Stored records
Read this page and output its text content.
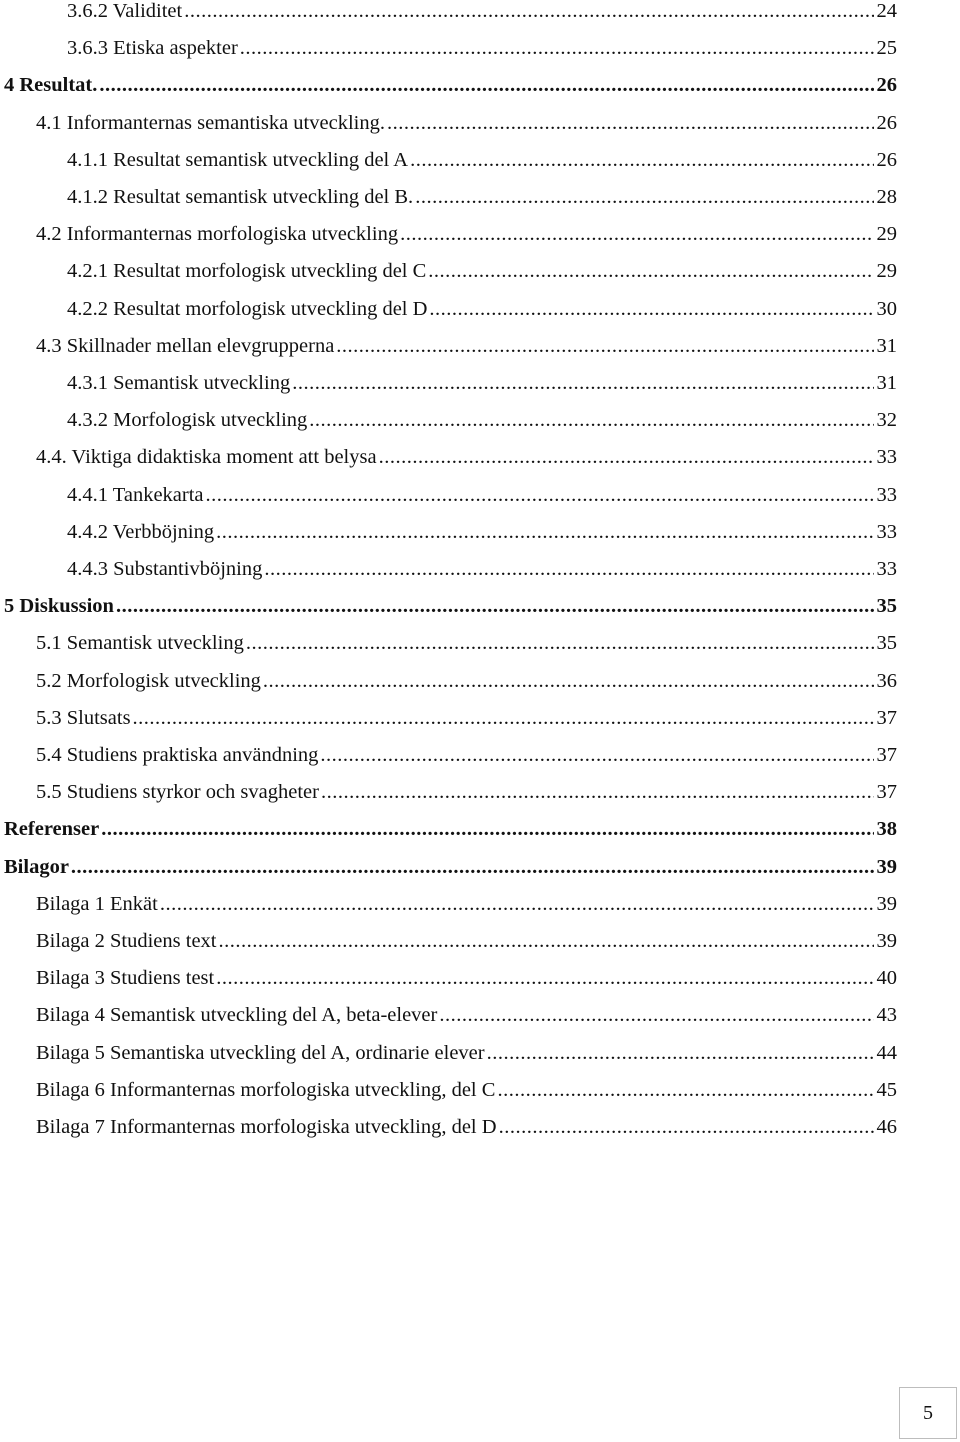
3.6.2 Validitet .....	24
3.6.3 Etiska aspekter .....	25
4 Resultat. .....	26
4.1 Informanternas semantiska utveckling. .....	26
4.1.1 Resultat semantisk utveckling del A .....	26
4.1.2 Resultat semantisk utveckling del B. .....	28
4.2 Informanternas morfologiska utveckling .....	29
4.2.1 Resultat morfologisk utveckling del C .....	29
4.2.2 Resultat morfologisk utveckling del D .....	30
4.3 Skillnader mellan elevgrupperna .....	31
4.3.1 Semantisk utveckling .....	31
4.3.2 Morfologisk utveckling .....	32
4.4. Viktiga didaktiska moment att belysa .....	33
4.4.1 Tankekarta .....	33
4.4.2 Verbböjning .....	33
4.4.3 Substantivböjning .....	33
5 Diskussion .....	35
5.1 Semantisk utveckling .....	35
5.2 Morfologisk utveckling .....	36
5.3 Slutsats .....	37
5.4 Studiens praktiska användning .....	37
5.5 Studiens styrkor och svagheter .....	37
Referenser .....	38
Bilagor .....	39
Bilaga 1 Enkät .....	39
Bilaga 2 Studiens text .....	39
Bilaga 3 Studiens test .....	40
Bilaga 4 Semantisk utveckling del A, beta-elever .....	43
Bilaga 5 Semantiska utveckling del A, ordinarie elever .....	44
Bilaga 6 Informanternas morfologiska utveckling, del C .....	45
Bilaga 7 Informanternas morfologiska utveckling, del D .....	46
5
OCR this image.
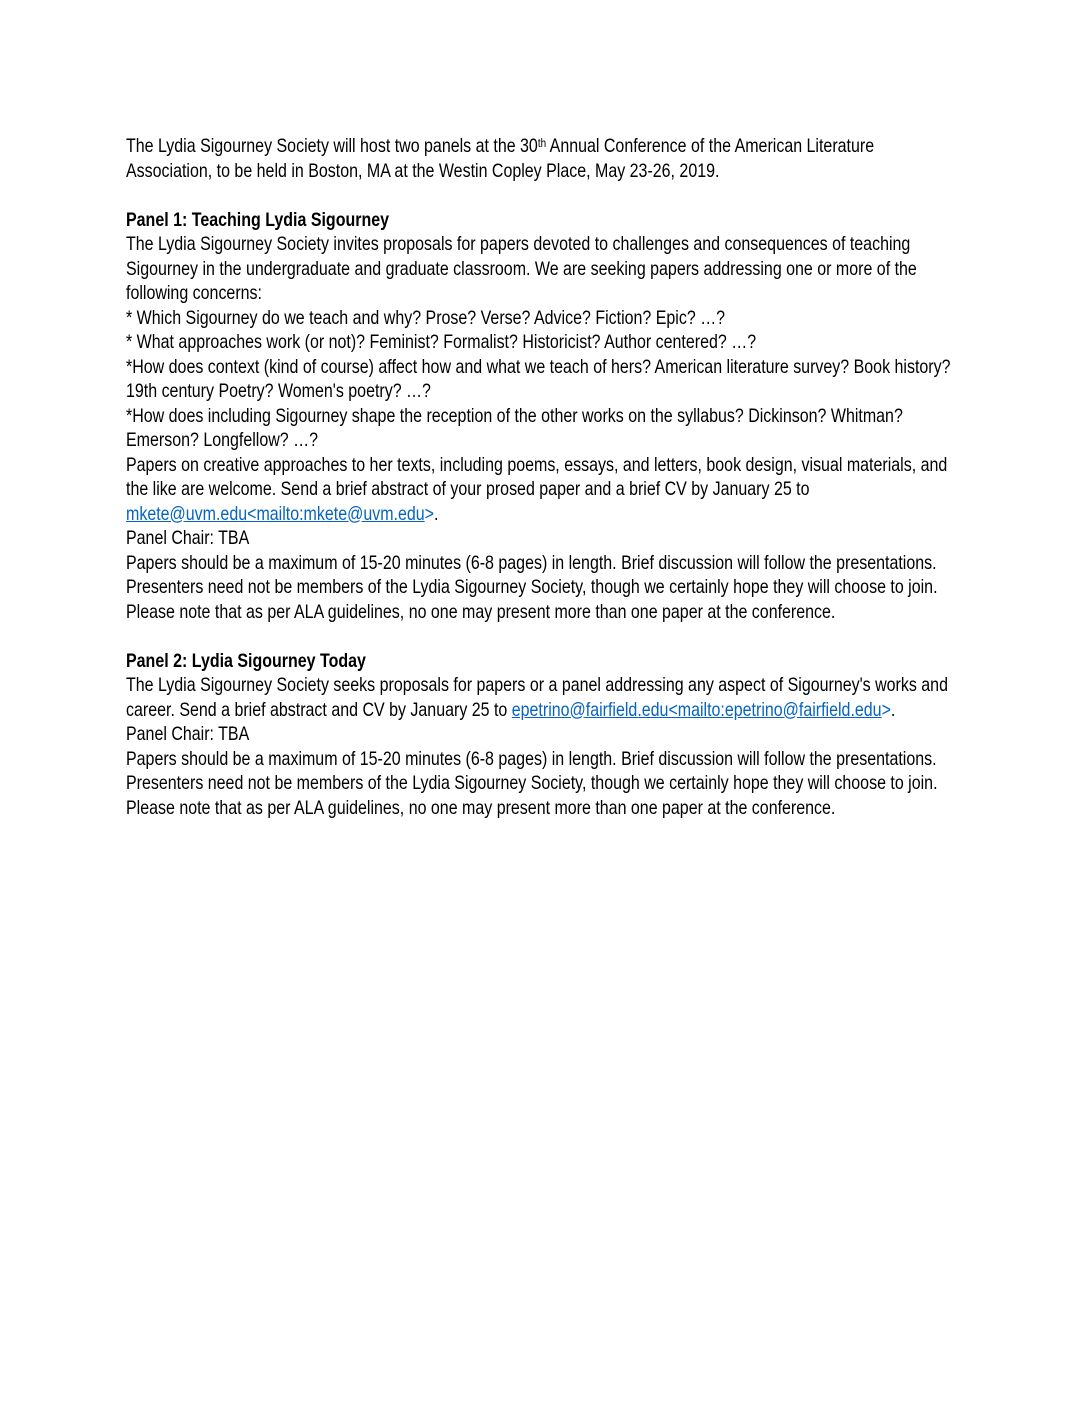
The Lydia Sigourney Society will host two panels at the 30th Annual Conference of the American Literature Association, to be held in Boston, MA at the Westin Copley Place, May 23-26, 2019.

Panel 1: Teaching Lydia Sigourney

The Lydia Sigourney Society invites proposals for papers devoted to challenges and consequences of teaching Sigourney in the undergraduate and graduate classroom. We are seeking papers addressing one or more of the following concerns:

* Which Sigourney do we teach and why? Prose? Verse? Advice? Fiction? Epic? …?

* What approaches work (or not)? Feminist? Formalist? Historicist? Author centered? …?

*How does context (kind of course) affect how and what we teach of hers? American literature survey? Book history? 19th century Poetry? Women's poetry? …?

*How does including Sigourney shape the reception of the other works on the syllabus? Dickinson? Whitman? Emerson? Longfellow? …?

Papers on creative approaches to her texts, including poems, essays, and letters, book design, visual materials, and the like are welcome. Send a brief abstract of your prosed paper and a brief CV by January 25 to mkete@uvm.edu<mailto:mkete@uvm.edu>.

Panel Chair: TBA

Papers should be a maximum of 15-20 minutes (6-8 pages) in length. Brief discussion will follow the presentations. Presenters need not be members of the Lydia Sigourney Society, though we certainly hope they will choose to join. Please note that as per ALA guidelines, no one may present more than one paper at the conference.

Panel 2: Lydia Sigourney Today

The Lydia Sigourney Society seeks proposals for papers or a panel addressing any aspect of Sigourney's works and career. Send a brief abstract and CV by January 25 to epetrino@fairfield.edu<mailto:epetrino@fairfield.edu>.

Panel Chair: TBA

Papers should be a maximum of 15-20 minutes (6-8 pages) in length. Brief discussion will follow the presentations. Presenters need not be members of the Lydia Sigourney Society, though we certainly hope they will choose to join. Please note that as per ALA guidelines, no one may present more than one paper at the conference.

Exercise details -
Transcribe the preceding listing in its entirety and with exact wording, leaving out pictures.

Full solution -
Read this page and output its text content.
3.6.2 Validitet .....	24
3.6.3 Etiska aspekter .....	25
4 Resultat. .....	26
4.1 Informanternas semantiska utveckling. .....	26
4.1.1 Resultat semantisk utveckling del A .....	26
4.1.2 Resultat semantisk utveckling del B. .....	28
4.2 Informanternas morfologiska utveckling .....	29
4.2.1 Resultat morfologisk utveckling del C .....	29
4.2.2 Resultat morfologisk utveckling del D .....	30
4.3 Skillnader mellan elevgrupperna .....	31
4.3.1 Semantisk utveckling .....	31
4.3.2 Morfologisk utveckling .....	32
4.4. Viktiga didaktiska moment att belysa .....	33
4.4.1 Tankekarta .....	33
4.4.2 Verbböjning .....	33
4.4.3 Substantivböjning .....	33
5 Diskussion .....	35
5.1 Semantisk utveckling .....	35
5.2 Morfologisk utveckling .....	36
5.3 Slutsats .....	37
5.4 Studiens praktiska användning .....	37
5.5 Studiens styrkor och svagheter .....	37
Referenser .....	38
Bilagor .....	39
Bilaga 1 Enkät .....	39
Bilaga 2 Studiens text .....	39
Bilaga 3 Studiens test .....	40
Bilaga 4 Semantisk utveckling del A, beta-elever .....	43
Bilaga 5 Semantiska utveckling del A, ordinarie elever .....	44
Bilaga 6 Informanternas morfologiska utveckling, del C .....	45
Bilaga 7 Informanternas morfologiska utveckling, del D .....	46
5
OCR this image.
The Lydia Sigourney Society will host two panels at the 30th Annual Conference of the American Literature Association, to be held in Boston, MA at the Westin Copley Place, May 23-26, 2019.

Panel 1: Teaching Lydia Sigourney

The Lydia Sigourney Society invites proposals for papers devoted to challenges and consequences of teaching Sigourney in the undergraduate and graduate classroom. We are seeking papers addressing one or more of the following concerns:

* Which Sigourney do we teach and why? Prose? Verse? Advice? Fiction? Epic? …?

* What approaches work (or not)? Feminist? Formalist? Historicist? Author centered? …?

*How does context (kind of course) affect how and what we teach of hers? American literature survey? Book history? 19th century Poetry? Women's poetry? …?

*How does including Sigourney shape the reception of the other works on the syllabus? Dickinson? Whitman? Emerson? Longfellow? …?

Papers on creative approaches to her texts, including poems, essays, and letters, book design, visual materials, and the like are welcome. Send a brief abstract of your prosed paper and a brief CV by January 25 to mkete@uvm.edu<mailto:mkete@uvm.edu>.

Panel Chair: TBA

Papers should be a maximum of 15-20 minutes (6-8 pages) in length. Brief discussion will follow the presentations. Presenters need not be members of the Lydia Sigourney Society, though we certainly hope they will choose to join. Please note that as per ALA guidelines, no one may present more than one paper at the conference.

Panel 2: Lydia Sigourney Today

The Lydia Sigourney Society seeks proposals for papers or a panel addressing any aspect of Sigourney's works and career. Send a brief abstract and CV by January 25 to epetrino@fairfield.edu<mailto:epetrino@fairfield.edu>.

Panel Chair: TBA

Papers should be a maximum of 15-20 minutes (6-8 pages) in length. Brief discussion will follow the presentations. Presenters need not be members of the Lydia Sigourney Society, though we certainly hope they will choose to join. Please note that as per ALA guidelines, no one may present more than one paper at the conference.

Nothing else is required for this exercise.